All of the data below must be repeated exactly.

#### Exercise materials ####

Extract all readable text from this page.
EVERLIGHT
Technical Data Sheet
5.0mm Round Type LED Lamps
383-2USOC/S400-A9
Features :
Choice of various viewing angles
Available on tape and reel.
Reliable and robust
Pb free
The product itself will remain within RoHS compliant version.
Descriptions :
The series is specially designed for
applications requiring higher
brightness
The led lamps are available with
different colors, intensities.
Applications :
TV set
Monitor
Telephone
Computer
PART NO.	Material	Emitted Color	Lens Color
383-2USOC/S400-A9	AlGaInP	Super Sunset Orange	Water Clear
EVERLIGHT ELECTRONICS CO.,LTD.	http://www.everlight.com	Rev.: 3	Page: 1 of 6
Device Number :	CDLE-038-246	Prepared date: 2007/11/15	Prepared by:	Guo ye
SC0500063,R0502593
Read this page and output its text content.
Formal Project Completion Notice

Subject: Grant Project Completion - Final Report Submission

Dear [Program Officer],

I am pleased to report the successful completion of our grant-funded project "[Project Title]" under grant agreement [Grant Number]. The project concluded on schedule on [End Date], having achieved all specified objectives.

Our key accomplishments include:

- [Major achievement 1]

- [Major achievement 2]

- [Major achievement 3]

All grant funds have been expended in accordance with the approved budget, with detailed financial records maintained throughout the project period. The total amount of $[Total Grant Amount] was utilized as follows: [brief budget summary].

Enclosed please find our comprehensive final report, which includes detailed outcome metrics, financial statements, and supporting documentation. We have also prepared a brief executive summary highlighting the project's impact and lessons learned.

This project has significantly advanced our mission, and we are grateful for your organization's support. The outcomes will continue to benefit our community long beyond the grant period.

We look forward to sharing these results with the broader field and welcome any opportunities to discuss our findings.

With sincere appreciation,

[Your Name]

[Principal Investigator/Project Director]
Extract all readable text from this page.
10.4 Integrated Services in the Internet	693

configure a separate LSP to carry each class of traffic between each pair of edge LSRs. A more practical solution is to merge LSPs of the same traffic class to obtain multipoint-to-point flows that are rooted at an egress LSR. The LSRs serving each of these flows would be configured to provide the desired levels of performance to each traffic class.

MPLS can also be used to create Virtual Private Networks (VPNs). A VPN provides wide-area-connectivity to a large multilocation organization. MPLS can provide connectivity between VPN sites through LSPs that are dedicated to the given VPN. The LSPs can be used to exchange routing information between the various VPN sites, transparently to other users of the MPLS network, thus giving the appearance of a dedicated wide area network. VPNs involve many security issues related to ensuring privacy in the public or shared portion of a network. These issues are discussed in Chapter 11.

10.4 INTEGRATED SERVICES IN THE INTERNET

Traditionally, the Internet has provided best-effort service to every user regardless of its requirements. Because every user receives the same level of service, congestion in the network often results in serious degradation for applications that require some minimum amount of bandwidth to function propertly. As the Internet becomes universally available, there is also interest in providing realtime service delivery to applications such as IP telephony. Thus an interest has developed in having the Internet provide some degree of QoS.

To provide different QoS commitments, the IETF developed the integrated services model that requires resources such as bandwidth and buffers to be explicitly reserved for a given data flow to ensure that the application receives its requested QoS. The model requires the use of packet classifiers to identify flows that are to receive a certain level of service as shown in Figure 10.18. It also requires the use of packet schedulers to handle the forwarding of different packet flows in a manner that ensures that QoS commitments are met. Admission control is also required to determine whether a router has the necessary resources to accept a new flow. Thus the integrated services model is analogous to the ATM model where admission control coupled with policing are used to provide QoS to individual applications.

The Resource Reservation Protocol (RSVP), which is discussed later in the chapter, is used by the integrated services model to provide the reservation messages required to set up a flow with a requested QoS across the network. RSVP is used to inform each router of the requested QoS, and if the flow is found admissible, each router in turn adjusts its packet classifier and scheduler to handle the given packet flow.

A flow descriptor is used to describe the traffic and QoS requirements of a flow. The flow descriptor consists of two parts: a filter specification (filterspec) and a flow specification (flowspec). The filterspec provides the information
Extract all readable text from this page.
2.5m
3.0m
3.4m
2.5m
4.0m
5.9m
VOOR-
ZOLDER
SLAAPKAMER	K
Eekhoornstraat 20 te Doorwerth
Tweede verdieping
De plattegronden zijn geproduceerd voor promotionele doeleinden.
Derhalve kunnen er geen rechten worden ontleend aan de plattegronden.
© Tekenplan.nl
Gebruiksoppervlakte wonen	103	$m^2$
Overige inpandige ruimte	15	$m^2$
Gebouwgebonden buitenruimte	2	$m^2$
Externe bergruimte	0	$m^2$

####

The solution:
Extract all readable text from this page.
EVERLIGHT
Technical Data Sheet
5.0mm Round Type LED Lamps
383-2USOC/S400-A9
Features :
Choice of various viewing angles
Available on tape and reel.
Reliable and robust
Pb free
The product itself will remain within RoHS compliant version.
Descriptions :
The series is specially designed for
applications requiring higher
brightness
The led lamps are available with
different colors, intensities.
Applications :
TV set
Monitor
Telephone
Computer
PART NO.	Material	Emitted Color	Lens Color
383-2USOC/S400-A9	AlGaInP	Super Sunset Orange	Water Clear
EVERLIGHT ELECTRONICS CO.,LTD.	http://www.everlight.com	Rev.: 3	Page: 1 of 6
Device Number :	CDLE-038-246	Prepared date: 2007/11/15	Prepared by:	Guo ye
SC0500063,R0502593
Read this page and output its text content.
Formal Project Completion Notice

Subject: Grant Project Completion - Final Report Submission

Dear [Program Officer],

I am pleased to report the successful completion of our grant-funded project "[Project Title]" under grant agreement [Grant Number]. The project concluded on schedule on [End Date], having achieved all specified objectives.

Our key accomplishments include:

- [Major achievement 1]

- [Major achievement 2]

- [Major achievement 3]

All grant funds have been expended in accordance with the approved budget, with detailed financial records maintained throughout the project period. The total amount of $[Total Grant Amount] was utilized as follows: [brief budget summary].

Enclosed please find our comprehensive final report, which includes detailed outcome metrics, financial statements, and supporting documentation. We have also prepared a brief executive summary highlighting the project's impact and lessons learned.

This project has significantly advanced our mission, and we are grateful for your organization's support. The outcomes will continue to benefit our community long beyond the grant period.

We look forward to sharing these results with the broader field and welcome any opportunities to discuss our findings.

With sincere appreciation,

[Your Name]

[Principal Investigator/Project Director]
Extract all readable text from this page.
10.4 Integrated Services in the Internet	693

configure a separate LSP to carry each class of traffic between each pair of edge LSRs. A more practical solution is to merge LSPs of the same traffic class to obtain multipoint-to-point flows that are rooted at an egress LSR. The LSRs serving each of these flows would be configured to provide the desired levels of performance to each traffic class.

MPLS can also be used to create Virtual Private Networks (VPNs). A VPN provides wide-area-connectivity to a large multilocation organization. MPLS can provide connectivity between VPN sites through LSPs that are dedicated to the given VPN. The LSPs can be used to exchange routing information between the various VPN sites, transparently to other users of the MPLS network, thus giving the appearance of a dedicated wide area network. VPNs involve many security issues related to ensuring privacy in the public or shared portion of a network. These issues are discussed in Chapter 11.

10.4 INTEGRATED SERVICES IN THE INTERNET

Traditionally, the Internet has provided best-effort service to every user regardless of its requirements. Because every user receives the same level of service, congestion in the network often results in serious degradation for applications that require some minimum amount of bandwidth to function propertly. As the Internet becomes universally available, there is also interest in providing realtime service delivery to applications such as IP telephony. Thus an interest has developed in having the Internet provide some degree of QoS.

To provide different QoS commitments, the IETF developed the integrated services model that requires resources such as bandwidth and buffers to be explicitly reserved for a given data flow to ensure that the application receives its requested QoS. The model requires the use of packet classifiers to identify flows that are to receive a certain level of service as shown in Figure 10.18. It also requires the use of packet schedulers to handle the forwarding of different packet flows in a manner that ensures that QoS commitments are met. Admission control is also required to determine whether a router has the necessary resources to accept a new flow. Thus the integrated services model is analogous to the ATM model where admission control coupled with policing are used to provide QoS to individual applications.

The Resource Reservation Protocol (RSVP), which is discussed later in the chapter, is used by the integrated services model to provide the reservation messages required to set up a flow with a requested QoS across the network. RSVP is used to inform each router of the requested QoS, and if the flow is found admissible, each router in turn adjusts its packet classifier and scheduler to handle the given packet flow.

A flow descriptor is used to describe the traffic and QoS requirements of a flow. The flow descriptor consists of two parts: a filter specification (filterspec) and a flow specification (flowspec). The filterspec provides the information
Extract all readable text from this page.
2.5m
3.0m
3.4m
2.5m
4.0m
5.9m
VOOR-
ZOLDER
SLAAPKAMER	K
Eekhoornstraat 20 te Doorwerth
Tweede verdieping
De plattegronden zijn geproduceerd voor promotionele doeleinden.
Derhalve kunnen er geen rechten worden ontleend aan de plattegronden.
© Tekenplan.nl
Gebruiksoppervlakte wonen	103	$m^2$
Overige inpandige ruimte	15	$m^2$
Gebouwgebonden buitenruimte	2	$m^2$
Externe bergruimte	0	$m^2$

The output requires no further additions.